Count the lines in the records below that contain the word "email", and give only that number.

(Extracted data entries)
-=-=-=-=-

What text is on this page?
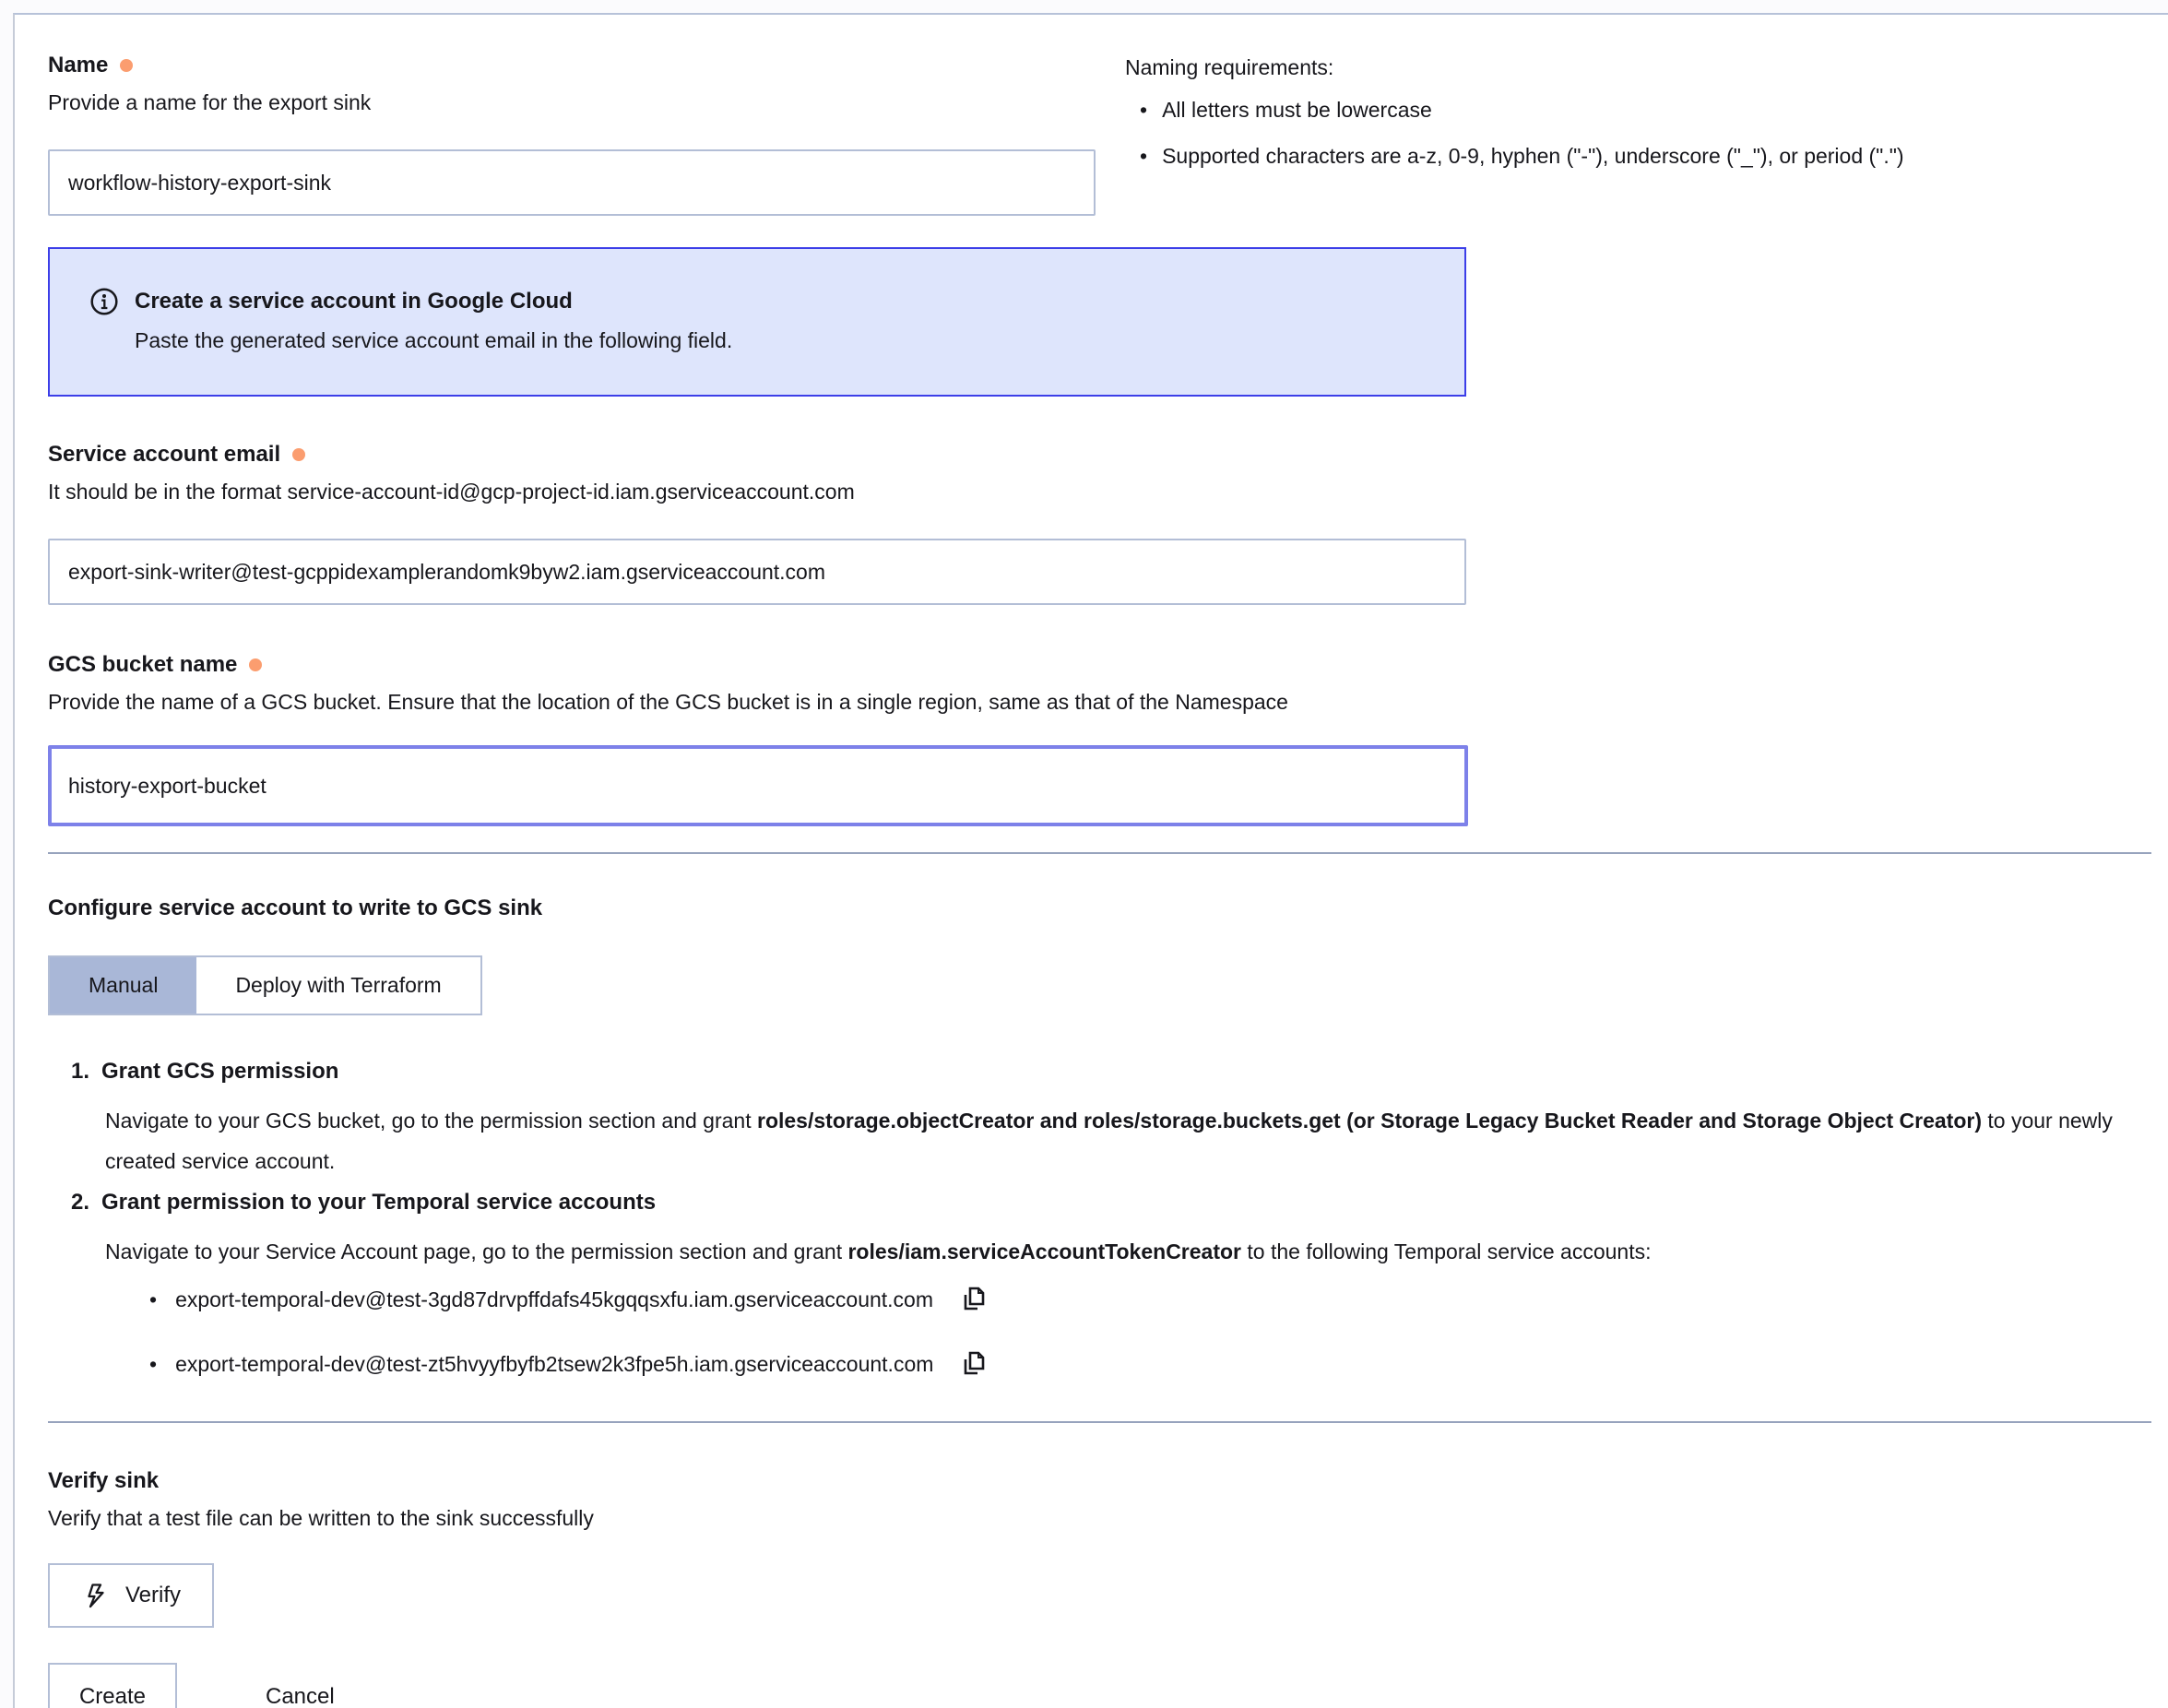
Name
Provide a name for the export sink
workflow-history-export-sink
Naming requirements:
• All letters must be lowercase
• Supported characters are a-z, 0-9, hyphen ("-"), underscore ("_"), or period (".")
Create a service account in Google Cloud
Paste the generated service account email in the following field.
Service account email
It should be in the format service-account-id@gcp-project-id.iam.gserviceaccount.com
export-sink-writer@test-gcppidexamplerandomk9byw2.iam.gserviceaccount.com
GCS bucket name
Provide the name of a GCS bucket. Ensure that the location of the GCS bucket is in a single region, same as that of the Namespace
history-export-bucket
Configure service account to write to GCS sink
Manual	Deploy with Terraform
1. Grant GCS permission
Navigate to your GCS bucket, go to the permission section and grant roles/storage.objectCreator and roles/storage.buckets.get (or Storage Legacy Bucket Reader and Storage Object Creator) to your newly created service account.
2. Grant permission to your Temporal service accounts
Navigate to your Service Account page, go to the permission section and grant roles/iam.serviceAccountTokenCreator to the following Temporal service accounts:
• export-temporal-dev@test-3gd87drvpffdafs45kgqqsxfu.iam.gserviceaccount.com
• export-temporal-dev@test-zt5hvyyfbyfb2tsew2k3fpe5h.iam.gserviceaccount.com
Verify sink
Verify that a test file can be written to the sink successfully
Verify
Create	Cancel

-=-=-=-=-

### Final answer
2